[What to work on]: From the listing below, pull out every line where the string "this" appears.

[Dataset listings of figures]
::::
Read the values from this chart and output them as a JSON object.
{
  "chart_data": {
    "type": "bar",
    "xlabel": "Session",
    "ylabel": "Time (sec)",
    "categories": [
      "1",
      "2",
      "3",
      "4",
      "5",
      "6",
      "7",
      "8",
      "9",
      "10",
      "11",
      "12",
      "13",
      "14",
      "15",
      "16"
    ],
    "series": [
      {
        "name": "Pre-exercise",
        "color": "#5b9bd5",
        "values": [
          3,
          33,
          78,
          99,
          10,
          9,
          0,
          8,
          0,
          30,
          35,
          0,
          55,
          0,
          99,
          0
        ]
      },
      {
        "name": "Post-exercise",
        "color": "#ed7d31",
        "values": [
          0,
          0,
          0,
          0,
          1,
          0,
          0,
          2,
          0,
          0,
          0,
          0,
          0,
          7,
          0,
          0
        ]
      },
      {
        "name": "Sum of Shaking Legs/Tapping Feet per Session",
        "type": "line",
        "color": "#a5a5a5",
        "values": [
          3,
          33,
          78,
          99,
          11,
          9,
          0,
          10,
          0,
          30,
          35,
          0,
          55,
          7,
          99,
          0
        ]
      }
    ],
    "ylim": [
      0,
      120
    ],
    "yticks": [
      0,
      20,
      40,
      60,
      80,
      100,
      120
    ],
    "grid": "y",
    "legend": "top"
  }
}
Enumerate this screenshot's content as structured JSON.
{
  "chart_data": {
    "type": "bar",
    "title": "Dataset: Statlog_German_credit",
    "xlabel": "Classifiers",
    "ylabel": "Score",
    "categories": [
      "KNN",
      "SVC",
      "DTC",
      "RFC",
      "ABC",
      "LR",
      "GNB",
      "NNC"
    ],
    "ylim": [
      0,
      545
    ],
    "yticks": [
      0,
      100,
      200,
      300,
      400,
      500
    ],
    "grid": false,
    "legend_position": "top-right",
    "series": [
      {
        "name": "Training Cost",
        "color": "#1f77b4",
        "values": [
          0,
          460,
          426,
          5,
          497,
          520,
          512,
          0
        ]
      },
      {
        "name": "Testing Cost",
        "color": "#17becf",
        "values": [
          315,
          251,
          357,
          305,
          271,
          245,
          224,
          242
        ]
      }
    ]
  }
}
::::
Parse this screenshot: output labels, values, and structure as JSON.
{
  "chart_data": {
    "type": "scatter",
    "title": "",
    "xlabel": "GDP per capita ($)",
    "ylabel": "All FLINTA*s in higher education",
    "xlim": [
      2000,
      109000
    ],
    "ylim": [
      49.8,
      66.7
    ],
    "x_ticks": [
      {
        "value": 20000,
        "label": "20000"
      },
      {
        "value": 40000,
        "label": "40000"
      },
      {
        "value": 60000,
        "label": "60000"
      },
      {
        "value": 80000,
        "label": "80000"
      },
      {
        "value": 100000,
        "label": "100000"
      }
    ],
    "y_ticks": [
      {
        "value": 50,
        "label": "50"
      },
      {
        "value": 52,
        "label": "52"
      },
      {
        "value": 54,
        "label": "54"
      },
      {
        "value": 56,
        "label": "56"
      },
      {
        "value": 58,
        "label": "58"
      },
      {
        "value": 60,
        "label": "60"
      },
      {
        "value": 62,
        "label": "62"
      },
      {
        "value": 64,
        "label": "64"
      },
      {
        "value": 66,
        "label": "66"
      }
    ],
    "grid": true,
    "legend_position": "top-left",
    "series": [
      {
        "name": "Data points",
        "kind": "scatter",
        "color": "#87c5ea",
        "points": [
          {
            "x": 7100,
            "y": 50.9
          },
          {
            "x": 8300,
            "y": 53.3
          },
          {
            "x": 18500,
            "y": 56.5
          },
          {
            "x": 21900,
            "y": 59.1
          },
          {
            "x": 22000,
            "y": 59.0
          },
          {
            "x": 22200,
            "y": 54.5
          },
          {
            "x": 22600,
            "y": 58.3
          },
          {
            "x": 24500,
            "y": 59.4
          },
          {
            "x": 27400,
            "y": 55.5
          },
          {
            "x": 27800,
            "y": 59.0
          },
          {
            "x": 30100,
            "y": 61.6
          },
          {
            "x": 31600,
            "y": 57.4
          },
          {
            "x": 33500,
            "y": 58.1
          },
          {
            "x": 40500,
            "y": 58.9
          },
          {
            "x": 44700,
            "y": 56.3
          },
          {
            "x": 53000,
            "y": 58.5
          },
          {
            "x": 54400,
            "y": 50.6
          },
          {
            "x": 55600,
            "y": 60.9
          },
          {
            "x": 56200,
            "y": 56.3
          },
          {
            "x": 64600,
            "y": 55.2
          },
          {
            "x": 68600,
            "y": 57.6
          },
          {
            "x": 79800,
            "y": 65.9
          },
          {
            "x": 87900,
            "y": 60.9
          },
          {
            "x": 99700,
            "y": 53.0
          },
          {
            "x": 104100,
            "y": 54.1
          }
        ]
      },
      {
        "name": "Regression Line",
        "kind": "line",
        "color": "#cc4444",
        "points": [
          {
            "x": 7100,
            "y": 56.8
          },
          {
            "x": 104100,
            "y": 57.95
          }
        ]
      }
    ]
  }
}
::::
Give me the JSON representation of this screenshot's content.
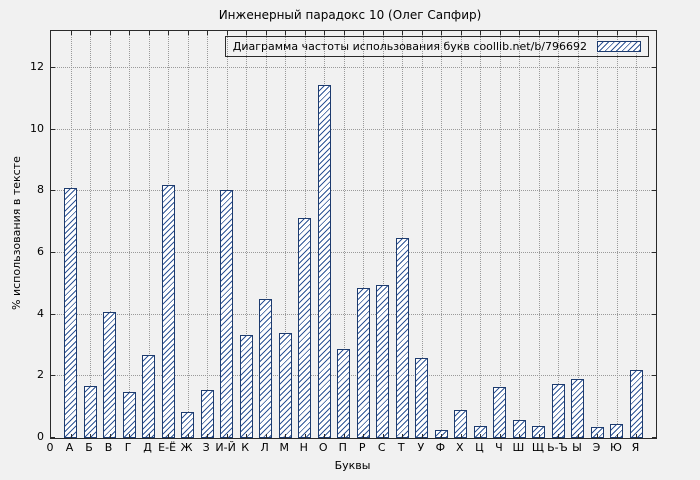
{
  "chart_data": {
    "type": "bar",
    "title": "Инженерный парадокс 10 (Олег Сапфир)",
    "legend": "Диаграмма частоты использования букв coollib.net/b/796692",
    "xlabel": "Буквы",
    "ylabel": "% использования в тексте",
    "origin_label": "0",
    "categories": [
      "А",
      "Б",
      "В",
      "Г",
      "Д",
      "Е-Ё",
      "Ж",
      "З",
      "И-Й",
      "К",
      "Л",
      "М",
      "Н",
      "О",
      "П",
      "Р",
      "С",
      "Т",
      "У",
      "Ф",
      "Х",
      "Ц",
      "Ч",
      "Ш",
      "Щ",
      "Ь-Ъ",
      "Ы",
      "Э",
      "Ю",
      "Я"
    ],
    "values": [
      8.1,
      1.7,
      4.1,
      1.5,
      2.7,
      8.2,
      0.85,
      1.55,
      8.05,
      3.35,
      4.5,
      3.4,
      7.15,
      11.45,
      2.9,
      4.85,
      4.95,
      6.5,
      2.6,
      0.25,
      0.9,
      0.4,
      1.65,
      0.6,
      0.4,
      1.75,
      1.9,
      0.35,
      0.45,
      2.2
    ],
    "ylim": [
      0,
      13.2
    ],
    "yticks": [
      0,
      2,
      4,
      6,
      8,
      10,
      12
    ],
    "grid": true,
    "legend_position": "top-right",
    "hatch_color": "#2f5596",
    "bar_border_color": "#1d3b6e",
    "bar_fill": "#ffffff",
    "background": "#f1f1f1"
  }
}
::::
[Complete output]:
Read the values from this chart and output them as a JSON object.
Enumerate this screenshot's content as structured JSON.
Parse this screenshot: output labels, values, and structure as JSON.
Give me the JSON representation of this screenshot's content.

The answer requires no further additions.